Goal of the exercise: Every line of the material that follows must be printed again exactly.

----

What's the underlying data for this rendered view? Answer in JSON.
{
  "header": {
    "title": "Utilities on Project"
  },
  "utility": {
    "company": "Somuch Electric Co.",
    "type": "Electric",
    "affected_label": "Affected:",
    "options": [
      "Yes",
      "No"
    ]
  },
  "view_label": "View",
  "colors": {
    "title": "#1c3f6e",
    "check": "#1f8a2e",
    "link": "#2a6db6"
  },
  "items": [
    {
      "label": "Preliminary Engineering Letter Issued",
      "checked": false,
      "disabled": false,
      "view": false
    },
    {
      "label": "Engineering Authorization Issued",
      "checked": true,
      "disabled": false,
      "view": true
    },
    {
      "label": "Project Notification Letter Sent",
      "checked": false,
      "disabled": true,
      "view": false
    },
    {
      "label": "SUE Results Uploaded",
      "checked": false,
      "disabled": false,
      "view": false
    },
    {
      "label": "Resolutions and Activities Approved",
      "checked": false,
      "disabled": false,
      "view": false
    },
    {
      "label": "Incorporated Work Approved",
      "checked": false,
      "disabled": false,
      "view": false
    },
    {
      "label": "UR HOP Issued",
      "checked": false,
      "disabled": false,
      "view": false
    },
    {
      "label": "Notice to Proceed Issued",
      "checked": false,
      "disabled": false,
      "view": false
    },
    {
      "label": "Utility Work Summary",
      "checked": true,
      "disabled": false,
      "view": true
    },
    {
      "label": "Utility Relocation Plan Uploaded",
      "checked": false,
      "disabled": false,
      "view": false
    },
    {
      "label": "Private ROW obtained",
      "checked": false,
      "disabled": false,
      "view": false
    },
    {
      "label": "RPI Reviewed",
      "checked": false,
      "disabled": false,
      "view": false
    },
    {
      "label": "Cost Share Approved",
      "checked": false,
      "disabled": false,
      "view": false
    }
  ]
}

----

Task response:
What's the underlying data for this rendered view? Answer in JSON.
{
  "header": {
    "title": "Utilities on Project"
  },
  "utility": {
    "company": "Somuch Electric Co.",
    "type": "Electric",
    "affected_label": "Affected:",
    "options": [
      "Yes",
      "No"
    ]
  },
  "view_label": "View",
  "colors": {
    "title": "#1c3f6e",
    "check": "#1f8a2e",
    "link": "#2a6db6"
  },
  "items": [
    {
      "label": "Preliminary Engineering Letter Issued",
      "checked": false,
      "disabled": false,
      "view": false
    },
    {
      "label": "Engineering Authorization Issued",
      "checked": true,
      "disabled": false,
      "view": true
    },
    {
      "label": "Project Notification Letter Sent",
      "checked": false,
      "disabled": true,
      "view": false
    },
    {
      "label": "SUE Results Uploaded",
      "checked": false,
      "disabled": false,
      "view": false
    },
    {
      "label": "Resolutions and Activities Approved",
      "checked": false,
      "disabled": false,
      "view": false
    },
    {
      "label": "Incorporated Work Approved",
      "checked": false,
      "disabled": false,
      "view": false
    },
    {
      "label": "UR HOP Issued",
      "checked": false,
      "disabled": false,
      "view": false
    },
    {
      "label": "Notice to Proceed Issued",
      "checked": false,
      "disabled": false,
      "view": false
    },
    {
      "label": "Utility Work Summary",
      "checked": true,
      "disabled": false,
      "view": true
    },
    {
      "label": "Utility Relocation Plan Uploaded",
      "checked": false,
      "disabled": false,
      "view": false
    },
    {
      "label": "Private ROW obtained",
      "checked": false,
      "disabled": false,
      "view": false
    },
    {
      "label": "RPI Reviewed",
      "checked": false,
      "disabled": false,
      "view": false
    },
    {
      "label": "Cost Share Approved",
      "checked": false,
      "disabled": false,
      "view": false
    }
  ]
}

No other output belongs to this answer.